[Dataset records]
____________

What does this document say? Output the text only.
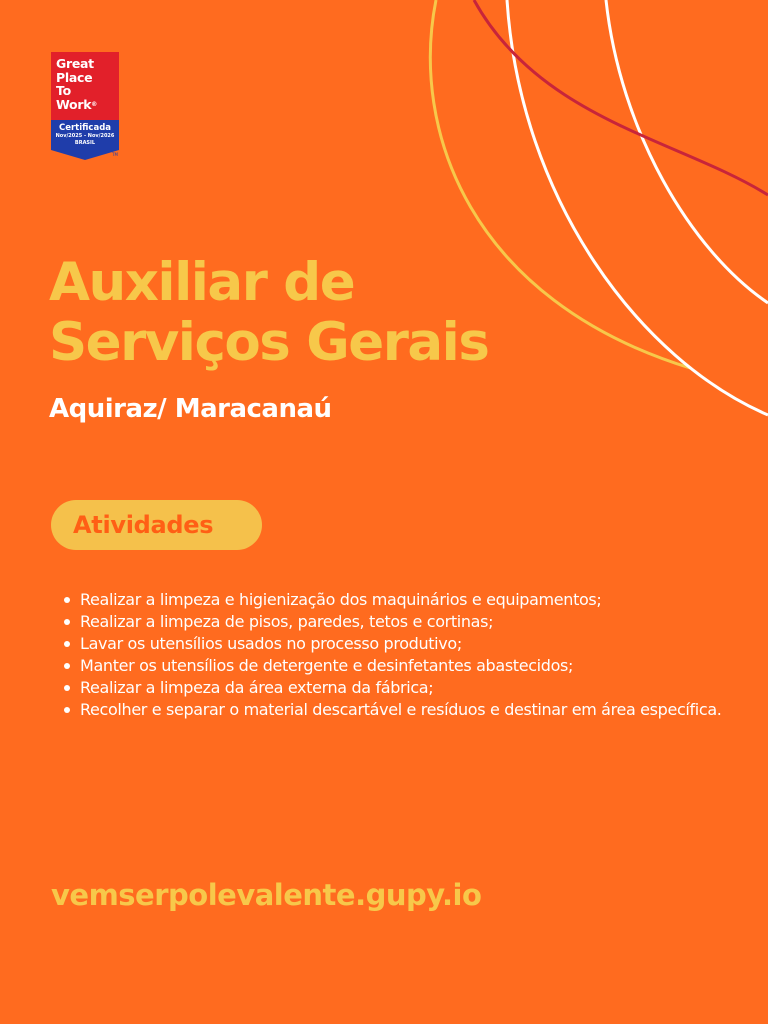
Great
Place
To
Work®
Certificada
Nov/2025 - Nov/2026
BRASIL
TM
Auxiliar de
Serviços Gerais

Aquiraz/ Maracanaú

Atividades
Realizar a limpeza e higienização dos maquinários e equipamentos;
Realizar a limpeza de pisos, paredes, tetos e cortinas;
Lavar os utensílios usados no processo produtivo;
Manter os utensílios de detergente e desinfetantes abastecidos;
Realizar a limpeza da área externa da fábrica;
Recolher e separar o material descartável e resíduos e destinar em área específica.

vemserpolevalente.gupy.io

____________

**SHORT PROBLEM**
All the material shown above is to be copied exactly, with no pictures carried over.

**TASK SOLUTION**
What does this document say? Output the text only.
Great
Place
To
Work®
Certificada
Nov/2025 - Nov/2026
BRASIL
TM
Auxiliar de
Serviços Gerais

Aquiraz/ Maracanaú

Atividades
Realizar a limpeza e higienização dos maquinários e equipamentos;
Realizar a limpeza de pisos, paredes, tetos e cortinas;
Lavar os utensílios usados no processo produtivo;
Manter os utensílios de detergente e desinfetantes abastecidos;
Realizar a limpeza da área externa da fábrica;
Recolher e separar o material descartável e resíduos e destinar em área específica.

vemserpolevalente.gupy.io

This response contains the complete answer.